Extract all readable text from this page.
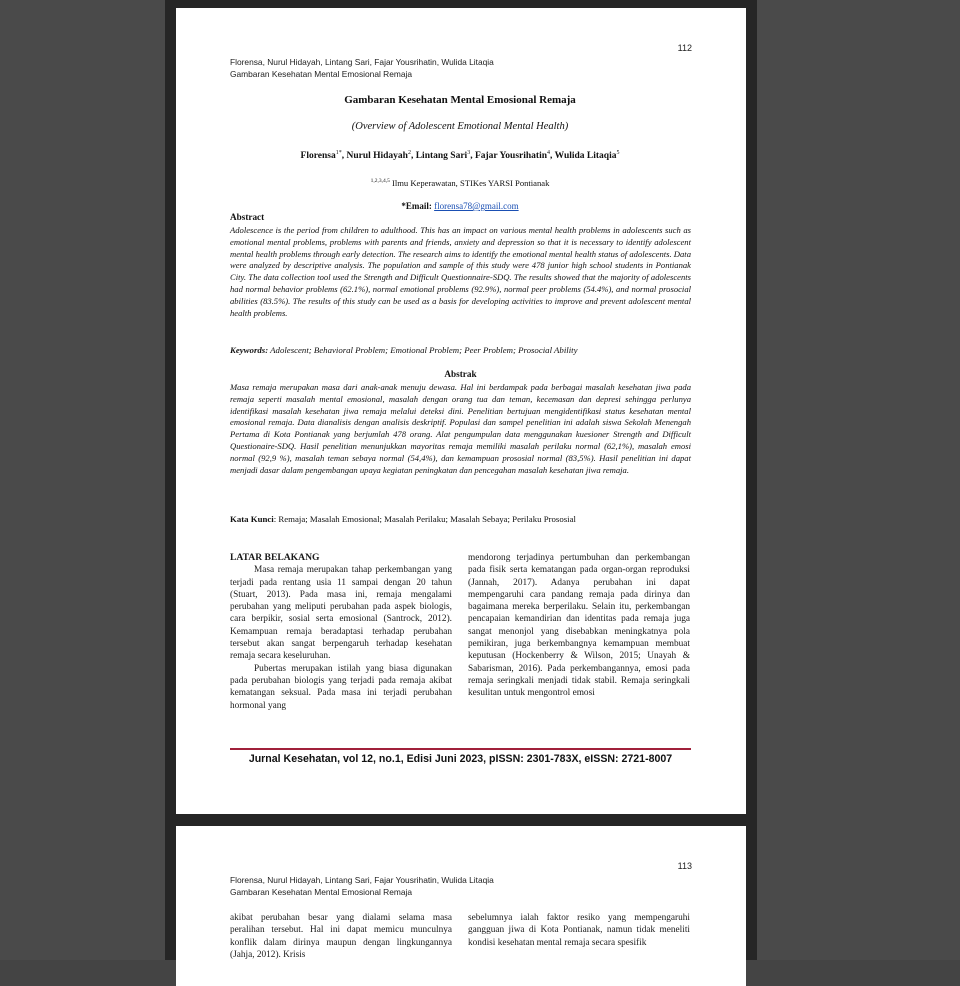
Florensa, Nurul Hidayah, Lintang Sari, Fajar Yousrihatin, Wulida Litaqia
Gambaran Kesehatan Mental Emosional Remaja
112
Gambaran Kesehatan Mental Emosional Remaja
(Overview of Adolescent Emotional Mental Health)
Florensa$^{1*}$, Nurul Hidayah$^2$, Lintang Sari$^3$, Fajar Yousrihatin$^4$, Wulida Litaqia$^5$
$^{1,2,3,4,5}$ Ilmu Keperawatan, STIKes YARSI Pontianak
*Email: florensa78@gmail.com
Abstract
Adolescence is the period from children to adulthood. This has an impact on various mental health problems in adolescents such as emotional mental problems, problems with parents and friends, anxiety and depression so that it is necessary to identify adolescent mental health problems through early detection. The research aims to identify the emotional mental health status of adolescents. Data were analyzed by descriptive analysis. The population and sample of this study were 478 junior high school students in Pontianak City. The data collection tool used the Strength and Difficult Questionnaire-SDQ. The results showed that the majority of adolescents had normal behavior problems (62.1%), normal emotional problems (92.9%), normal peer problems (54.4%), and normal prosocial abilities (83.5%). The results of this study can be used as a basis for developing activities to improve and prevent adolescent mental health problems.
Keywords: Adolescent; Behavioral Problem; Emotional Problem; Peer Problem; Prosocial Ability
Abstrak
Masa remaja merupakan masa dari anak-anak menuju dewasa. Hal ini berdampak pada berbagai masalah kesehatan jiwa pada remaja seperti masalah mental emosional, masalah dengan orang tua dan teman, kecemasan dan depresi sehingga perlunya identifikasi masalah kesehatan jiwa remaja melalui deteksi dini. Penelitian bertujuan mengidentifikasi status kesehatan mental emosional remaja. Data dianalisis dengan analisis deskriptif. Populasi dan sampel penelitian ini adalah siswa Sekolah Menengah Pertama di Kota Pontianak yang berjumlah 478 orang. Alat pengumpulan data menggunakan kuesioner Strength and Difficult Questionaire-SDQ. Hasil penelitian menunjukkan mayoritas remaja memiliki masalah perilaku normal (62,1%), masalah emosi normal (92,9 %), masalah teman sebaya normal (54,4%), dan kemampuan prososial normal (83,5%). Hasil penelitian ini dapat menjadi dasar dalam pengembangan upaya kegiatan peningkatan dan pencegahan masalah kesehatan jiwa remaja.
Kata Kunci: Remaja; Masalah Emosional; Masalah Perilaku; Masalah Sebaya; Perilaku Prososial
LATAR BELAKANG

Masa remaja merupakan tahap perkembangan yang terjadi pada rentang usia 11 sampai dengan 20 tahun (Stuart, 2013). Pada masa ini, remaja mengalami perubahan yang meliputi perubahan pada aspek biologis, cara berpikir, sosial serta emosional (Santrock, 2012). Kemampuan remaja beradaptasi terhadap perubahan tersebut akan sangat berpengaruh terhadap kesehatan remaja secara keseluruhan.

Pubertas merupakan istilah yang biasa digunakan pada perubahan biologis yang terjadi pada remaja akibat kematangan seksual. Pada masa ini terjadi perubahan hormonal yang

mendorong terjadinya pertumbuhan dan perkembangan pada fisik serta kematangan pada organ-organ reproduksi (Jannah, 2017). Adanya perubahan ini dapat mempengaruhi cara pandang remaja pada dirinya dan bagaimana mereka berperilaku. Selain itu, perkembangan pencapaian kemandirian dan identitas pada remaja juga sangat menonjol yang disebabkan meningkatnya pola pemikiran, juga berkembangnya kemampuan membuat keputusan (Hockenberry & Wilson, 2015; Unayah & Sabarisman, 2016). Pada perkembangannya, emosi pada remaja seringkali menjadi tidak stabil. Remaja seringkali kesulitan untuk mengontrol emosi

Jurnal Kesehatan, vol 12, no.1, Edisi Juni 2023, pISSN: 2301-783X, eISSN: 2721-8007
Florensa, Nurul Hidayah, Lintang Sari, Fajar Yousrihatin, Wulida Litaqia
Gambaran Kesehatan Mental Emosional Remaja
113
akibat perubahan besar yang dialami selama masa peralihan tersebut. Hal ini dapat memicu munculnya konflik dalam dirinya maupun dengan lingkungannya (Jahja, 2012). Krisis
sebelumnya ialah faktor resiko yang mempengaruhi gangguan jiwa di Kota Pontianak, namun tidak meneliti kondisi kesehatan mental remaja secara spesifik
+--
### [WHAT IS NEEDED]
Count the lines of the material that include the word "dirinya", then report only the total.

### [SOLUTION TO THIS EXERCISE]
2